(SET TASK) All material below is to be reproduced exactly.

(INPUT MATERIAL)

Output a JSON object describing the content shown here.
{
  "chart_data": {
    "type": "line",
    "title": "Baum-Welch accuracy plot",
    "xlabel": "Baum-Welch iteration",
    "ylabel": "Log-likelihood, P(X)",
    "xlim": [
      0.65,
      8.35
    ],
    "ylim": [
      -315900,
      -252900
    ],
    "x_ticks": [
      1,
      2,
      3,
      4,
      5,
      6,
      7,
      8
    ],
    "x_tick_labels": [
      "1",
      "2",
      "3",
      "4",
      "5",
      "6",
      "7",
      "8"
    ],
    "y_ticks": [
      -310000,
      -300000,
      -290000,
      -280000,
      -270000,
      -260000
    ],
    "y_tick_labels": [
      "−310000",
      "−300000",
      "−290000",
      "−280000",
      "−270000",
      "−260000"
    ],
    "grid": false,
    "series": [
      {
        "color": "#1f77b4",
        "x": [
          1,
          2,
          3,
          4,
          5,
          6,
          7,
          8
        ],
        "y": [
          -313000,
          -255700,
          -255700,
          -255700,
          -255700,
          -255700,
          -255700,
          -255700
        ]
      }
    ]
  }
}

(REPLY)
Output a JSON object describing the content shown here.
{
  "chart_data": {
    "type": "line",
    "title": "Baum-Welch accuracy plot",
    "xlabel": "Baum-Welch iteration",
    "ylabel": "Log-likelihood, P(X)",
    "xlim": [
      0.65,
      8.35
    ],
    "ylim": [
      -315900,
      -252900
    ],
    "x_ticks": [
      1,
      2,
      3,
      4,
      5,
      6,
      7,
      8
    ],
    "x_tick_labels": [
      "1",
      "2",
      "3",
      "4",
      "5",
      "6",
      "7",
      "8"
    ],
    "y_ticks": [
      -310000,
      -300000,
      -290000,
      -280000,
      -270000,
      -260000
    ],
    "y_tick_labels": [
      "−310000",
      "−300000",
      "−290000",
      "−280000",
      "−270000",
      "−260000"
    ],
    "grid": false,
    "series": [
      {
        "color": "#1f77b4",
        "x": [
          1,
          2,
          3,
          4,
          5,
          6,
          7,
          8
        ],
        "y": [
          -313000,
          -255700,
          -255700,
          -255700,
          -255700,
          -255700,
          -255700,
          -255700
        ]
      }
    ]
  }
}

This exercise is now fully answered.